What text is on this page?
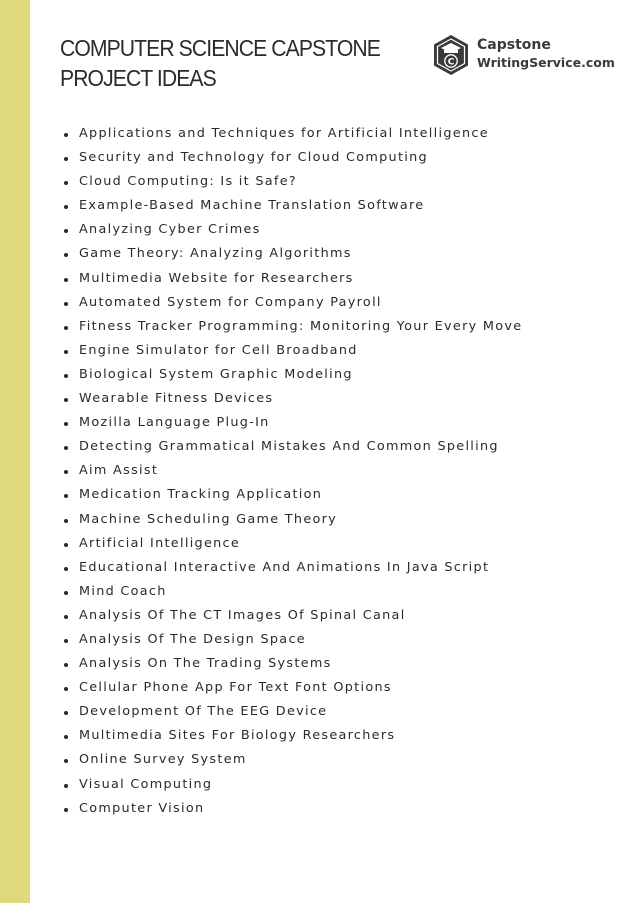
COMPUTER SCIENCE CAPSTONE
PROJECT IDEAS
C
Capstone
WritingService.com
Applications and Techniques for Artificial Intelligence
Security and Technology for Cloud Computing
Cloud Computing: Is it Safe?
Example-Based Machine Translation Software
Analyzing Cyber Crimes
Game Theory: Analyzing Algorithms
Multimedia Website for Researchers
Automated System for Company Payroll
Fitness Tracker Programming: Monitoring Your Every Move
Engine Simulator for Cell Broadband
Biological System Graphic Modeling
Wearable Fitness Devices
Mozilla Language Plug-In
Detecting Grammatical Mistakes And Common Spelling
Aim Assist
Medication Tracking Application
Machine Scheduling Game Theory
Artificial Intelligence
Educational Interactive And Animations In Java Script
Mind Coach
Analysis Of The CT Images Of Spinal Canal
Analysis Of The Design Space
Analysis On The Trading Systems
Cellular Phone App For Text Font Options
Development Of The EEG Device
Multimedia Sites For Biology Researchers
Online Survey System
Visual Computing
Computer Vision
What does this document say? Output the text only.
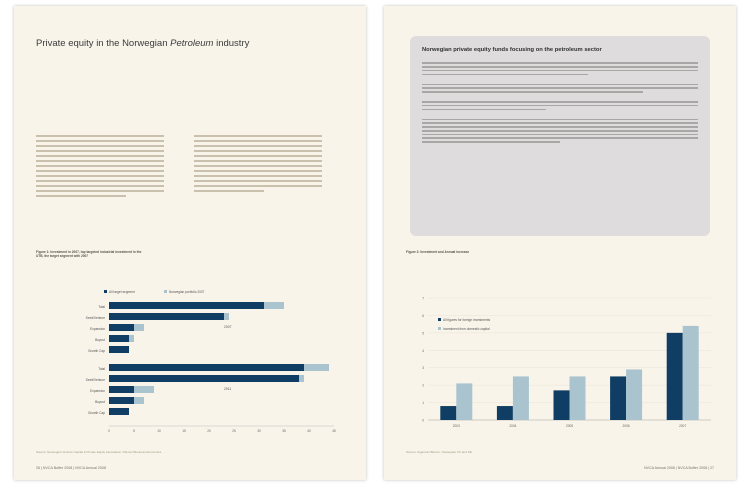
Private equity in the Norwegian Petroleum industry
Figure 1: Investment in 2007, top targeted industrial investment in the
UTB, the target segment with 2007
All target segment	Norwegian portfolio 2007
Total
Seed/Venture
Expansion
Buyout
Growth Cap
2007
Total
Seed/Venture
Expansion
Buyout
Growth Cap
2011
0	5	10	15	20	25	30	35	40	45
Source: Norwegian Venture Capital & Private Equity Association / Menon Business Economics
26 | NVCA Buffer 2008 | NVCA Annual 2008
Norwegian private equity funds focusing on the petroleum sector
Figure 2: Investment and Annual increase
0
1
2
3
4
5
6
7
All figures for foreign investments
Investment from domestic capital
2003	2004	2005	2006	2007
Source: Argentum/Menon, Norwegian VC and PE
NVCA Annual 2008 | NVCA Buffer 2008 | 27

· · · ·

_What is expected_
Go through the entries above and count the lines containing the word "Source"; give only that count.

_Exercise solution_
2